**What this task involves:**
Copy each line below that contains "العام".

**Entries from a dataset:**
######
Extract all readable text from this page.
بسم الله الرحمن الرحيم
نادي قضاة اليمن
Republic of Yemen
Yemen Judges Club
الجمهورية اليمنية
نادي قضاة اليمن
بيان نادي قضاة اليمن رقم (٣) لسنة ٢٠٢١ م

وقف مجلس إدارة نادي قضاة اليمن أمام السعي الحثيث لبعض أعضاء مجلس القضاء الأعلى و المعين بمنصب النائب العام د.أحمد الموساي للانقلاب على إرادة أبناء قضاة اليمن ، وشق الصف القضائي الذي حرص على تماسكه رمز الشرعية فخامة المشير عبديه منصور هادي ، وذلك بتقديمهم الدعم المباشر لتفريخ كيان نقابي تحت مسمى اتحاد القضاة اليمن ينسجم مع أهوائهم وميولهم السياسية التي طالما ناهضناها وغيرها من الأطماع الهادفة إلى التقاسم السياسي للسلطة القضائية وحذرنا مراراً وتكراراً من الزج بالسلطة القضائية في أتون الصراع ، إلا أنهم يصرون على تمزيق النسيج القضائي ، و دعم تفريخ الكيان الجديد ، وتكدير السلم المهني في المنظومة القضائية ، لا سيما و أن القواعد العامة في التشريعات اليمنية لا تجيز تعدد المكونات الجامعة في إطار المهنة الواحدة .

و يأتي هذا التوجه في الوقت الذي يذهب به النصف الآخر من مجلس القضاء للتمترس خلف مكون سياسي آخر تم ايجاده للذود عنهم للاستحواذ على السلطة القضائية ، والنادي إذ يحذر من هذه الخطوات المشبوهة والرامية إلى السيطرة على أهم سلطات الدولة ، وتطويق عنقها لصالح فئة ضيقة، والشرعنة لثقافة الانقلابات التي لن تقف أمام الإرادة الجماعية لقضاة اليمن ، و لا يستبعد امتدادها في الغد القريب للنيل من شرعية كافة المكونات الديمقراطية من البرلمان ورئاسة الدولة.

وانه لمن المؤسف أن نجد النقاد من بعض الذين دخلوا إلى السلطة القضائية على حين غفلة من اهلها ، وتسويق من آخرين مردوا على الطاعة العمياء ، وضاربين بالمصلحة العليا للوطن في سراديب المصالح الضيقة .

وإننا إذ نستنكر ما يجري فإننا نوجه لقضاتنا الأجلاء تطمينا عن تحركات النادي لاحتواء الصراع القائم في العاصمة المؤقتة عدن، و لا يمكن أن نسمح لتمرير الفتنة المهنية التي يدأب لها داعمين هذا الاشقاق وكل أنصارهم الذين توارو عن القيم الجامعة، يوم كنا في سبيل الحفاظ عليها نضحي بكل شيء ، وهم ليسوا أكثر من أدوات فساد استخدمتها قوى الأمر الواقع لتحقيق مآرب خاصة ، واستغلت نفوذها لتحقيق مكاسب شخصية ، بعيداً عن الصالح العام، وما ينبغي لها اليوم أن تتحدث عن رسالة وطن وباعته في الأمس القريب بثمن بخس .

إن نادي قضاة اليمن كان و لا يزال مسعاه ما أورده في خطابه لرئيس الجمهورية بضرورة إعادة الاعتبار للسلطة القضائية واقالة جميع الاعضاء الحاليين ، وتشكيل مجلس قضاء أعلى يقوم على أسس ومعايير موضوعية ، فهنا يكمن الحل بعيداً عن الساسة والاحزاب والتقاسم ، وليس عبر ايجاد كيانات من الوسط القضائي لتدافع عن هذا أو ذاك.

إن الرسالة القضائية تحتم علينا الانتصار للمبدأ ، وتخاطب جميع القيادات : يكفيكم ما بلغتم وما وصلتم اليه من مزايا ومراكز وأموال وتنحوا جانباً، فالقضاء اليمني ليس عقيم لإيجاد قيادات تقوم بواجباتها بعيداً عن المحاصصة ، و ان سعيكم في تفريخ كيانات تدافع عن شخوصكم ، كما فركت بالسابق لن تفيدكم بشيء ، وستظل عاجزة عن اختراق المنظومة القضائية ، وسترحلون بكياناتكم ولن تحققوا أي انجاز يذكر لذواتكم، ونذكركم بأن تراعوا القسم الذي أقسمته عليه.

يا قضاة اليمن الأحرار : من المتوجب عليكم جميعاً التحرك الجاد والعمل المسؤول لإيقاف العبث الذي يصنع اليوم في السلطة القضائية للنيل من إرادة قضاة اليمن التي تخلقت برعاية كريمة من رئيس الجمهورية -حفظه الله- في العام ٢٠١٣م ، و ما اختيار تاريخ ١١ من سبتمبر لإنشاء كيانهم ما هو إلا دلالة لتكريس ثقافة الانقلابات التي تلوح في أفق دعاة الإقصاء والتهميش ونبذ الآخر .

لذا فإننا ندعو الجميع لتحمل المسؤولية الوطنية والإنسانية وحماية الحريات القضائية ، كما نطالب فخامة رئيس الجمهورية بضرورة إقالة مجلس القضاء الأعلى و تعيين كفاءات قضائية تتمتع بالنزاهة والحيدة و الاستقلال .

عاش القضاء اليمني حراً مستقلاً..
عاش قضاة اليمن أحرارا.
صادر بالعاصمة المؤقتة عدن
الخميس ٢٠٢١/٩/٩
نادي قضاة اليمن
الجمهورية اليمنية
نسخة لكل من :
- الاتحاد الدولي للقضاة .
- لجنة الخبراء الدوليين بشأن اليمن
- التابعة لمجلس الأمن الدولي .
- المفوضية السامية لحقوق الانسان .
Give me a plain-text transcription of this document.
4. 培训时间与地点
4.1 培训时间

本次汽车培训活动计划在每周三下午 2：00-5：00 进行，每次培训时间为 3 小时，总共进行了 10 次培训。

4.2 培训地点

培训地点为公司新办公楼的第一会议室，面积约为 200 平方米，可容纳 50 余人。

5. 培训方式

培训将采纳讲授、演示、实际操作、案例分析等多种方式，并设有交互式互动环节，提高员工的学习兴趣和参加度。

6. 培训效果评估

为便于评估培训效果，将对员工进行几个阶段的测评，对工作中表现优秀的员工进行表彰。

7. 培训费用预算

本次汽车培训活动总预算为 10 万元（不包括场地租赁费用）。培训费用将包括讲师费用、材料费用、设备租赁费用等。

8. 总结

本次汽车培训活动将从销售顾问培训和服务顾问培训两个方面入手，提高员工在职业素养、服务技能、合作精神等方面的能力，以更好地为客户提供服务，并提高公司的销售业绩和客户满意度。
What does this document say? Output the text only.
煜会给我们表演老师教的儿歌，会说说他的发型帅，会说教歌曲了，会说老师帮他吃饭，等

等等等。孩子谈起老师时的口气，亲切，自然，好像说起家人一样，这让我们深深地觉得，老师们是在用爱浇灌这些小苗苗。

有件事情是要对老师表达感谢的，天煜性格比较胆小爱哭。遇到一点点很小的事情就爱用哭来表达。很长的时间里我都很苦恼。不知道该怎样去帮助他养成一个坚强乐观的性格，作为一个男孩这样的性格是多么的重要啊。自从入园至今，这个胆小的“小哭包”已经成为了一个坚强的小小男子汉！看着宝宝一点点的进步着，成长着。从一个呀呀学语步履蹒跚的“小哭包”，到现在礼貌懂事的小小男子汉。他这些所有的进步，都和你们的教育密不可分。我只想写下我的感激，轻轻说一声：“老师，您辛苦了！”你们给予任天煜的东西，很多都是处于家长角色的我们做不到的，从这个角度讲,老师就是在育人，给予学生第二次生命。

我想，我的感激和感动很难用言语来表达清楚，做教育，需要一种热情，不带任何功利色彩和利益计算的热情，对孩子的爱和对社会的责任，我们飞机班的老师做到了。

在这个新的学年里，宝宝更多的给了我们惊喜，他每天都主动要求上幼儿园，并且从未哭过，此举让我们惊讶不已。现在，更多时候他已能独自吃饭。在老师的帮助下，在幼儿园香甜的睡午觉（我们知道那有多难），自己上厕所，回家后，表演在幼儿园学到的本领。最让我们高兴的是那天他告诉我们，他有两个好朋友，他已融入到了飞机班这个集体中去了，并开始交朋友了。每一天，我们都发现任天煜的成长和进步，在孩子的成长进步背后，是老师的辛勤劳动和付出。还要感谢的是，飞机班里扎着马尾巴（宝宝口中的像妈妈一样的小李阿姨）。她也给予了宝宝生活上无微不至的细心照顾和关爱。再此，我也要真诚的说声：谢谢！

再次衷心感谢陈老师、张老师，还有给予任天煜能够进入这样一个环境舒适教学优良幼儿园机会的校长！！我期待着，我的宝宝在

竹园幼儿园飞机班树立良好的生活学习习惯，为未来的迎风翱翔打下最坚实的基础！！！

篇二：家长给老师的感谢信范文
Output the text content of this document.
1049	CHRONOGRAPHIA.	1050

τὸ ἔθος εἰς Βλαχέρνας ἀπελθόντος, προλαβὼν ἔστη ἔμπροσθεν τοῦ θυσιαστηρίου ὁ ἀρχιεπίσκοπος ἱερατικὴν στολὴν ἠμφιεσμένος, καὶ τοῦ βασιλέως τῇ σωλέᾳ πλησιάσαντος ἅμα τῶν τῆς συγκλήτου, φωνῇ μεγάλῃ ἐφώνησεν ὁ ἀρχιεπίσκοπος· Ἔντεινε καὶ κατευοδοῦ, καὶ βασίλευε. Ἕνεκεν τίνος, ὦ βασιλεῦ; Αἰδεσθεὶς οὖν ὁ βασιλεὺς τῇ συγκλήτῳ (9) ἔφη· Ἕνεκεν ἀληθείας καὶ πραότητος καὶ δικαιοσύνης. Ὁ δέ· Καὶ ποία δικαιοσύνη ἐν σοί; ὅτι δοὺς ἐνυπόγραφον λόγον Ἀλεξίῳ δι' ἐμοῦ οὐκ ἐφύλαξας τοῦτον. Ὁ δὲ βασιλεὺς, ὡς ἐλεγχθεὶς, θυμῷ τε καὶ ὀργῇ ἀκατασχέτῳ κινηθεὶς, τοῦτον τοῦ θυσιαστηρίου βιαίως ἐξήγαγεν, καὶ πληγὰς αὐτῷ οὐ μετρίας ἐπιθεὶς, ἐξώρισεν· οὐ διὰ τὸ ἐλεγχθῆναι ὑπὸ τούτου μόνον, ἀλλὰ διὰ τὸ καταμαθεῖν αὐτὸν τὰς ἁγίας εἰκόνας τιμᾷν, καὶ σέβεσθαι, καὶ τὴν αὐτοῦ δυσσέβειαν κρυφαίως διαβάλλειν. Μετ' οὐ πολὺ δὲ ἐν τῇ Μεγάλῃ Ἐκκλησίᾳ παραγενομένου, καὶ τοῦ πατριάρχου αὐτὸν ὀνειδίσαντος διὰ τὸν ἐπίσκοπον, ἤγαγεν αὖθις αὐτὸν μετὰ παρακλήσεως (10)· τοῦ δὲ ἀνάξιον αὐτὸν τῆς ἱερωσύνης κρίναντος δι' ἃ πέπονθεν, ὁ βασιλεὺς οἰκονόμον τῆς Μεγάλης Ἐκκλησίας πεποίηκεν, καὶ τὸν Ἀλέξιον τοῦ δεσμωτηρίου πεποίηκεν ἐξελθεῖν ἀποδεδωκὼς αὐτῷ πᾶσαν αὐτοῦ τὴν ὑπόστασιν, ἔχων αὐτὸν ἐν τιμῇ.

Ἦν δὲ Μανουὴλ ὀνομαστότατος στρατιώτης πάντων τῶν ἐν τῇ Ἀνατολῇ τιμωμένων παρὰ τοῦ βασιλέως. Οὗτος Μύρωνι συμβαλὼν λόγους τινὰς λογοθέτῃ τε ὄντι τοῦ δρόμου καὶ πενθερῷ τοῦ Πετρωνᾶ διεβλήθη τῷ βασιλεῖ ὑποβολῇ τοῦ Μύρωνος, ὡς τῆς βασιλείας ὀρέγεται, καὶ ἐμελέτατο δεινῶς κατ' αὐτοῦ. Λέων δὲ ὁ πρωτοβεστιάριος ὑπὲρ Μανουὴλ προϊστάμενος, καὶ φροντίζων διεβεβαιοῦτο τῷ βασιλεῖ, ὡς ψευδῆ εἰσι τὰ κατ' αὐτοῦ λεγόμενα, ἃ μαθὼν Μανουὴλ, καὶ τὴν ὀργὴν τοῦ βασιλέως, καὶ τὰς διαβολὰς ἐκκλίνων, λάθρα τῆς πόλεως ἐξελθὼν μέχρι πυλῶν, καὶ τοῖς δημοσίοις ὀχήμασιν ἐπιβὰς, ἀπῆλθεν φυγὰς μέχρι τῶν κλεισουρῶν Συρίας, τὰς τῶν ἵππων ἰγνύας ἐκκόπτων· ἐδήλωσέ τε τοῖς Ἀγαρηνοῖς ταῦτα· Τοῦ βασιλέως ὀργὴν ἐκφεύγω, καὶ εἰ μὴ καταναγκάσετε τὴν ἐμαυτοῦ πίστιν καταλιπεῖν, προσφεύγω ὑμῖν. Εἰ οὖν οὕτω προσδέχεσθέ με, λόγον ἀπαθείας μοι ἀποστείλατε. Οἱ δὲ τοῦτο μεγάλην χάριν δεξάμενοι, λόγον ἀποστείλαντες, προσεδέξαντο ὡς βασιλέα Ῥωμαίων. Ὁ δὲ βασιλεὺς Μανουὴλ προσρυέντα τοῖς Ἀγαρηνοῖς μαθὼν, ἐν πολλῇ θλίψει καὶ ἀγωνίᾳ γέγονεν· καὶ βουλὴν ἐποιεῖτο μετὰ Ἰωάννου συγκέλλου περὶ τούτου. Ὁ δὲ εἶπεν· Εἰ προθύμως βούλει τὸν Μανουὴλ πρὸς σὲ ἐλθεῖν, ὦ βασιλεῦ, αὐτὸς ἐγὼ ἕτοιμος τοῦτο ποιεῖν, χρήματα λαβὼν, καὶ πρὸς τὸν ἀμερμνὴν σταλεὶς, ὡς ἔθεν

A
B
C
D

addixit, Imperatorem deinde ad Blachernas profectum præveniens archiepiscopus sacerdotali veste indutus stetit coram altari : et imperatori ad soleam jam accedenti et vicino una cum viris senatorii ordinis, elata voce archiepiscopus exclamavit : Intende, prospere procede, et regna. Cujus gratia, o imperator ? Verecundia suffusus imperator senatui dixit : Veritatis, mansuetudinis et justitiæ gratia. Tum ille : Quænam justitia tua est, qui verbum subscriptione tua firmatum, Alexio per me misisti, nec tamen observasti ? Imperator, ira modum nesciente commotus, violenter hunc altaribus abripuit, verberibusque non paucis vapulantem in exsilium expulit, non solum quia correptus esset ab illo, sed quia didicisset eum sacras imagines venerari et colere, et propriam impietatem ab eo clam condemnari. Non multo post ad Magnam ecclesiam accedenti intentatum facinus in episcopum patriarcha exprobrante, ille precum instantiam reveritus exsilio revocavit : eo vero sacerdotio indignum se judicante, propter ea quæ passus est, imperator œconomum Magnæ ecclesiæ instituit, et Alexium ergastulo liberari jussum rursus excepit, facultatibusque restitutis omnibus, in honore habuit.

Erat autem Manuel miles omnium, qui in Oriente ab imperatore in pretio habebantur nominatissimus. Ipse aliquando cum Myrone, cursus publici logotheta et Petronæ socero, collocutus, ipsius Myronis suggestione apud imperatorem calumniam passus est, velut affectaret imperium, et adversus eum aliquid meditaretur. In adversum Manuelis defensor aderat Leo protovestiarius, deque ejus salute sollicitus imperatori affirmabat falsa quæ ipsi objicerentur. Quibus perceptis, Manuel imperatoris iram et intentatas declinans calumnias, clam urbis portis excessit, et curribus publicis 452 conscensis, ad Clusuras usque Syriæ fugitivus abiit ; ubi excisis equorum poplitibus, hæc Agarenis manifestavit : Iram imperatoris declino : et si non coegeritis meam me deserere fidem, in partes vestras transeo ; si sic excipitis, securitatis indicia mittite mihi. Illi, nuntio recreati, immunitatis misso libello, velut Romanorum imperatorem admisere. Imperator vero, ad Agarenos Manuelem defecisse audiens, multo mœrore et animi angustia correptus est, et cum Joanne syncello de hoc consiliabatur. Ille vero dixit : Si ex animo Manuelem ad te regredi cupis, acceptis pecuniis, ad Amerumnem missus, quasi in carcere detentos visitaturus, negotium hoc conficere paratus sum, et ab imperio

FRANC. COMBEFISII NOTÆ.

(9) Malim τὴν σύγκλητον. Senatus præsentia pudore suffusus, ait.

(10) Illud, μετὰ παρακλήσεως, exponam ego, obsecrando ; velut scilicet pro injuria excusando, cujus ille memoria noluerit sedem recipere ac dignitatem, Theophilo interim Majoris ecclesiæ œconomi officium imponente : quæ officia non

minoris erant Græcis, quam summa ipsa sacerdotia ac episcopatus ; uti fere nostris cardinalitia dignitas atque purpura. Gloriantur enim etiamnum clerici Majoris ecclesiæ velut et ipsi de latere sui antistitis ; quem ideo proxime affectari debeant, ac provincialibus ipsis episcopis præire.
######
**Response to the exercise:**
وقف مجلس إدارة نادي قضاة اليمن أمام السعي الحثيث لبعض أعضاء مجلس القضاء الأعلى و المعين بمنصب النائب العام د.أحمد الموساي للانقلاب على إرادة أبناء قضاة اليمن ، وشق الصف القضائي الذي حرص على تماسكه رمز الشرعية فخامة المشير عبديه منصور هادي ، وذلك بتقديمهم الدعم المباشر لتفريخ كيان نقابي تحت مسمى اتحاد القضاة اليمن ينسجم مع أهوائهم وميولهم السياسية التي طالما ناهضناها وغيرها من الأطماع الهادفة إلى التقاسم السياسي للسلطة القضائية وحذرنا مراراً وتكراراً من الزج بالسلطة القضائية في أتون الصراع ، إلا أنهم يصرون على تمزيق النسيج القضائي ، و دعم تفريخ الكيان الجديد ، وتكدير السلم المهني في المنظومة القضائية ، لا سيما و أن القواعد العامة في التشريعات اليمنية لا تجيز تعدد المكونات الجامعة في إطار المهنة الواحدة .
وإننا إذ نستنكر ما يجري فإننا نوجه لقضاتنا الأجلاء تطمينا عن تحركات النادي لاحتواء الصراع القائم في العاصمة المؤقتة عدن، و لا يمكن أن نسمح لتمرير الفتنة المهنية التي يدأب لها داعمين هذا الاشقاق وكل أنصارهم الذين توارو عن القيم الجامعة، يوم كنا في سبيل الحفاظ عليها نضحي بكل شيء ، وهم ليسوا أكثر من أدوات فساد استخدمتها قوى الأمر الواقع لتحقيق مآرب خاصة ، واستغلت نفوذها لتحقيق مكاسب شخصية ، بعيداً عن الصالح العام، وما ينبغي لها اليوم أن تتحدث عن رسالة وطن وباعته في الأمس القريب بثمن بخس .
يا قضاة اليمن الأحرار : من المتوجب عليكم جميعاً التحرك الجاد والعمل المسؤول لإيقاف العبث الذي يصنع اليوم في السلطة القضائية للنيل من إرادة قضاة اليمن التي تخلقت برعاية كريمة من رئيس الجمهورية -حفظه الله- في العام ٢٠١٣م ، و ما اختيار تاريخ ١١ من سبتمبر لإنشاء كيانهم ما هو إلا دلالة لتكريس ثقافة الانقلابات التي تلوح في أفق دعاة الإقصاء والتهميش ونبذ الآخر .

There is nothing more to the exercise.